_Dataset entries:_
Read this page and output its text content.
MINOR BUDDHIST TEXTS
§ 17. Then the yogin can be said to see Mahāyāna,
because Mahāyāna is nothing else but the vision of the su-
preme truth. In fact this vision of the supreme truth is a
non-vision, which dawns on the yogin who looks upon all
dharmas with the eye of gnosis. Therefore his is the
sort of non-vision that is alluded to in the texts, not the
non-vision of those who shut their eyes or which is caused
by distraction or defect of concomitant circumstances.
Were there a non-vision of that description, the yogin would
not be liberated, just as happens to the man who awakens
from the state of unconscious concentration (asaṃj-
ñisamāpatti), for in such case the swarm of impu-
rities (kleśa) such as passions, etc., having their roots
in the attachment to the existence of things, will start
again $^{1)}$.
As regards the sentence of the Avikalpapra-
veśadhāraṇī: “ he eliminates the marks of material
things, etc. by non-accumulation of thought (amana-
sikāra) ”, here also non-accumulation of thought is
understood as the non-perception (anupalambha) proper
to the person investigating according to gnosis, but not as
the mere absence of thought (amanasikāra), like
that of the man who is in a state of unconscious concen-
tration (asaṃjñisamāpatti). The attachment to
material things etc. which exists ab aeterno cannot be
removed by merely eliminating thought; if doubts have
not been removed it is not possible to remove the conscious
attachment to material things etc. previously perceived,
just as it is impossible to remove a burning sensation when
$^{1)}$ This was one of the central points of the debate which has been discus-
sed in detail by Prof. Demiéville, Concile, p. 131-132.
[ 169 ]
---
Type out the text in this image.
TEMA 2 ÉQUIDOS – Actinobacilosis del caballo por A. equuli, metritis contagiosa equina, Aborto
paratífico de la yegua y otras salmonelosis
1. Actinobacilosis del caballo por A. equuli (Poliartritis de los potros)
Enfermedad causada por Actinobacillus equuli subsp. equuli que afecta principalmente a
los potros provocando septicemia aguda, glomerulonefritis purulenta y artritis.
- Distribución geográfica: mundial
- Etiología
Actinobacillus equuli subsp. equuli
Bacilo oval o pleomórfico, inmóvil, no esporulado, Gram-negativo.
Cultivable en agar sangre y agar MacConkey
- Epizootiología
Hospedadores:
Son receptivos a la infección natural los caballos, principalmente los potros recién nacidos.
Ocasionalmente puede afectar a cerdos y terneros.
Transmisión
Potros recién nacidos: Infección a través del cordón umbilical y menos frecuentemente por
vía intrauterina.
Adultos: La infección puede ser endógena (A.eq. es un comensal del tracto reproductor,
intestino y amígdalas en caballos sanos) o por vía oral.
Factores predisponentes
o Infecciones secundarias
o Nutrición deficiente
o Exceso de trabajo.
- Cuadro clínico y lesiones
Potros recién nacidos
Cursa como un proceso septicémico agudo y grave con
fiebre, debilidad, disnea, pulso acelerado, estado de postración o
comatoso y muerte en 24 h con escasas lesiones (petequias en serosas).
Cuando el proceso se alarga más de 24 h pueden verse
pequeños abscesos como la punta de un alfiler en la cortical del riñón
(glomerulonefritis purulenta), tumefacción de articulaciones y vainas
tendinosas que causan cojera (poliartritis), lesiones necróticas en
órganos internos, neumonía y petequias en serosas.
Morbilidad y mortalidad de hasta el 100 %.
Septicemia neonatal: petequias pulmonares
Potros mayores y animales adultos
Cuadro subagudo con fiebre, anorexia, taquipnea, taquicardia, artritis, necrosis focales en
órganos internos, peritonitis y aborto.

_Directive:_ Work out how many lines in the records above hold the string "yogin", then give only that count.

_Solution to this problem:_ 3